> **SOURCE DATA**
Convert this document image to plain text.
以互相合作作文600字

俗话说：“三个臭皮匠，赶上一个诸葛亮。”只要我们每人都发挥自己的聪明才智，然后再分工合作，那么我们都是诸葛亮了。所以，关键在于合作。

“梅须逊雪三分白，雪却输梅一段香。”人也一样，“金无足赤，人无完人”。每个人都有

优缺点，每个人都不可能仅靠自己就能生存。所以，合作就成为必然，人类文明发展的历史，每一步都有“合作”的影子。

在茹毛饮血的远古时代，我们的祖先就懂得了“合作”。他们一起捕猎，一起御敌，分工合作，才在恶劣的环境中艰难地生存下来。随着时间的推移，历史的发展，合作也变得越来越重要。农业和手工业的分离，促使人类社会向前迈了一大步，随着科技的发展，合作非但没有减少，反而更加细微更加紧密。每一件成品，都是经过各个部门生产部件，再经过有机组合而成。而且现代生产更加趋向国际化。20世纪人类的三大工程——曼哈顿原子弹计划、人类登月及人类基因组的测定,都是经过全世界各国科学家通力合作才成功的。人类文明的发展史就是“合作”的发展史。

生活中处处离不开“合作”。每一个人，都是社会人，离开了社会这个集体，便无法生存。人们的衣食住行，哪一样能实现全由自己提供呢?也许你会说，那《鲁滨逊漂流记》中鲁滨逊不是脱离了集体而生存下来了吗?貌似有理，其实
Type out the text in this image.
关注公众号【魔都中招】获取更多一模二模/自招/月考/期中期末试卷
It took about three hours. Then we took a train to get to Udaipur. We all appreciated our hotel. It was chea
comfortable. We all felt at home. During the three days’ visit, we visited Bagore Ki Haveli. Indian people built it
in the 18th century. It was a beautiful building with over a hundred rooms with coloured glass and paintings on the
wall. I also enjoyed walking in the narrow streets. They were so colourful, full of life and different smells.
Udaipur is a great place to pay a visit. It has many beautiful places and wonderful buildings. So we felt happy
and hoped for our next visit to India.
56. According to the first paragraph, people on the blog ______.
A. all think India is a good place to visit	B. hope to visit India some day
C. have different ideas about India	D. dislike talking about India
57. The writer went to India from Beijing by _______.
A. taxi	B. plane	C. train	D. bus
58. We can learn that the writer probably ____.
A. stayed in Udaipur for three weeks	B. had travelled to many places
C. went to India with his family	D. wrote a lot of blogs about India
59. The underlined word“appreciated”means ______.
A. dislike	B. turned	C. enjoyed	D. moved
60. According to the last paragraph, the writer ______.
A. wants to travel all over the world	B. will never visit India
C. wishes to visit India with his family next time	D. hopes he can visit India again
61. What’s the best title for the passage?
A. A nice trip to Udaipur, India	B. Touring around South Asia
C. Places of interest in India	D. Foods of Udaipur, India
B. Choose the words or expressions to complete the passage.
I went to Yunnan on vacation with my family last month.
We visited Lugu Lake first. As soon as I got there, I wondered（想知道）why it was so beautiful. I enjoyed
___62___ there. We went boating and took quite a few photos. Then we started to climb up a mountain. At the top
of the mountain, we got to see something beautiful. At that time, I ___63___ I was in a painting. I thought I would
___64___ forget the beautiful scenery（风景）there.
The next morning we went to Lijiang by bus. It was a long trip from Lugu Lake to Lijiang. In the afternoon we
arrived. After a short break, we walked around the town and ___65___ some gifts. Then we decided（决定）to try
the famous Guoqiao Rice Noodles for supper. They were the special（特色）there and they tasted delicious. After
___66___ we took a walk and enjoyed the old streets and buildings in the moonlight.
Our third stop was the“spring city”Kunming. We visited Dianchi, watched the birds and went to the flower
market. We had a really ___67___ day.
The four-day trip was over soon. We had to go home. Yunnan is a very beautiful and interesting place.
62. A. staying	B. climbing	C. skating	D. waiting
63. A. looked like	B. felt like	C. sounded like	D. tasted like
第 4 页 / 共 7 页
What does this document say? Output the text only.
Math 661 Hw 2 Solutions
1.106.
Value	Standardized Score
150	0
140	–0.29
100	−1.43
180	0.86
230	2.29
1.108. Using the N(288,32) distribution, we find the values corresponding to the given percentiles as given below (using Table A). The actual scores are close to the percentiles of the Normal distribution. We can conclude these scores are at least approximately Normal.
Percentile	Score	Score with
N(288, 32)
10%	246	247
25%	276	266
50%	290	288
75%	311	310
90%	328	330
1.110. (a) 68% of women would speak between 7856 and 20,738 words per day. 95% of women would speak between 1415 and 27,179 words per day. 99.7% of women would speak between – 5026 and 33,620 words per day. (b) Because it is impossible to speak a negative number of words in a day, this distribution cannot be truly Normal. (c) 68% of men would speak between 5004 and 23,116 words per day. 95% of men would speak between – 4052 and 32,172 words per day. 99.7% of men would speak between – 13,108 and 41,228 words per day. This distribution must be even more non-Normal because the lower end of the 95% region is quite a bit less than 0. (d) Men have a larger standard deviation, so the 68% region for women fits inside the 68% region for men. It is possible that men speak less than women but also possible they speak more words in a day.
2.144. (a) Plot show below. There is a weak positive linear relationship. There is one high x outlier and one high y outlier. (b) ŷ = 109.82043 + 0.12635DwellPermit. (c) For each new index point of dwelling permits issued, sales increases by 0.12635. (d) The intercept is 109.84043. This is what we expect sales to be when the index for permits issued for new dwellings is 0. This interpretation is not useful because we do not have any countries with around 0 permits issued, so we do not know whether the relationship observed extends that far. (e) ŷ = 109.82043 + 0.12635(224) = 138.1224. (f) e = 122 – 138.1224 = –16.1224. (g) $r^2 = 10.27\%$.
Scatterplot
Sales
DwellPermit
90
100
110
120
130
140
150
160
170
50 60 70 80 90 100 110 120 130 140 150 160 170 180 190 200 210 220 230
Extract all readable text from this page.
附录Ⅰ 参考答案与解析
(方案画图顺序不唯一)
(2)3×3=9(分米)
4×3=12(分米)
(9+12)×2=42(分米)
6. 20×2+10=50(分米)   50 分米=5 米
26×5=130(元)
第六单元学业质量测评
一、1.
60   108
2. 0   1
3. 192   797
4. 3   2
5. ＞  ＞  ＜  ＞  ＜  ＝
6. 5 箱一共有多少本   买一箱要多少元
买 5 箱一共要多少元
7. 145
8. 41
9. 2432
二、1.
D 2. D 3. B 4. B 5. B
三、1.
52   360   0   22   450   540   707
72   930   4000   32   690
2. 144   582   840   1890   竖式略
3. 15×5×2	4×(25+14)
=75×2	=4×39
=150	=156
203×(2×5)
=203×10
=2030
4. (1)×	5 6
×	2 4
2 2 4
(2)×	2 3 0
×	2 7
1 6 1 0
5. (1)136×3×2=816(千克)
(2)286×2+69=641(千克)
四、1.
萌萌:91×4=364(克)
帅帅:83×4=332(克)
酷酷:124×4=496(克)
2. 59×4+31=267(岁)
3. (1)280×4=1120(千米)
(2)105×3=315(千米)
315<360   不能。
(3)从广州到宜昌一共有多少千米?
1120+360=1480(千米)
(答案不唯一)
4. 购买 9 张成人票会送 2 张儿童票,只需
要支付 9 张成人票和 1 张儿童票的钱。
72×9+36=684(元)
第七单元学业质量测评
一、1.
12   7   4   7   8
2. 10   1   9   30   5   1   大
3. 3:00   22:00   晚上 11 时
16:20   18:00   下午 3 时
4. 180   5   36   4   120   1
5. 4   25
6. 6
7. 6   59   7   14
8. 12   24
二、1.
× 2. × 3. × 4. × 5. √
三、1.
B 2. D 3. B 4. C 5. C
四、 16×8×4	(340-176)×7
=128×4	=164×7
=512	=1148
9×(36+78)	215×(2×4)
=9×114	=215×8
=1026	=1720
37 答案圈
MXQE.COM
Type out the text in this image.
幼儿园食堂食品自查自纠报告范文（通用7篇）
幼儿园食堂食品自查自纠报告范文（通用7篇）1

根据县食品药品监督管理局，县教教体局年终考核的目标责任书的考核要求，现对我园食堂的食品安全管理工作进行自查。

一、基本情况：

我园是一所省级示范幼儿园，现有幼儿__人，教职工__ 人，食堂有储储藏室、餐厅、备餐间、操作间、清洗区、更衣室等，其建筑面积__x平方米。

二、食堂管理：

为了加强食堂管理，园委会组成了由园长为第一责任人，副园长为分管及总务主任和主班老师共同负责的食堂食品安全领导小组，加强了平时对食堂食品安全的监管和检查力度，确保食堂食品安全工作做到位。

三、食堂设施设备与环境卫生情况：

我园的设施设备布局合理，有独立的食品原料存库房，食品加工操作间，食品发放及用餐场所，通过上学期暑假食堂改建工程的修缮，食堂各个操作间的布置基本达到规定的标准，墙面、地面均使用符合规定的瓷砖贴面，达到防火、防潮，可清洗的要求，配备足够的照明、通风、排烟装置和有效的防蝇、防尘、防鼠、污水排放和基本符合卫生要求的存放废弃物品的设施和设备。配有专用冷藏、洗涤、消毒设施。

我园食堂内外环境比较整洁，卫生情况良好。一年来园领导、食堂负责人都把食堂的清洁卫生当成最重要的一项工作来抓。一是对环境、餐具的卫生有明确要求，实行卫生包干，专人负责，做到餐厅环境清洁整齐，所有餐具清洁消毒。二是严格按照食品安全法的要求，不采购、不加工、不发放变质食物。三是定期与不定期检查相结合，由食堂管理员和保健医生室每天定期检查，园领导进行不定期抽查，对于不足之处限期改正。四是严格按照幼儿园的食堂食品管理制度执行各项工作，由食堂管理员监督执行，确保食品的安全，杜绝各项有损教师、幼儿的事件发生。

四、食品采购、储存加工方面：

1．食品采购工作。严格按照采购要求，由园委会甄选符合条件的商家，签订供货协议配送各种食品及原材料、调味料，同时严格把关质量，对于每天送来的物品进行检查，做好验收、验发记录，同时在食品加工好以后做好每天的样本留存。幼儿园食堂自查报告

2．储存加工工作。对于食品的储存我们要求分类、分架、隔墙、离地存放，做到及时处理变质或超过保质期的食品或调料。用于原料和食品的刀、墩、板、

> **SHORT TASK**
Which lines hold the word "text"? Copy every one of them.

> **RESULT OF THE TASK**
Convert this document image to plain text.
Type out the text in this image.
What does this document say? Output the text only.
Extract all readable text from this page.
Type out the text in this image.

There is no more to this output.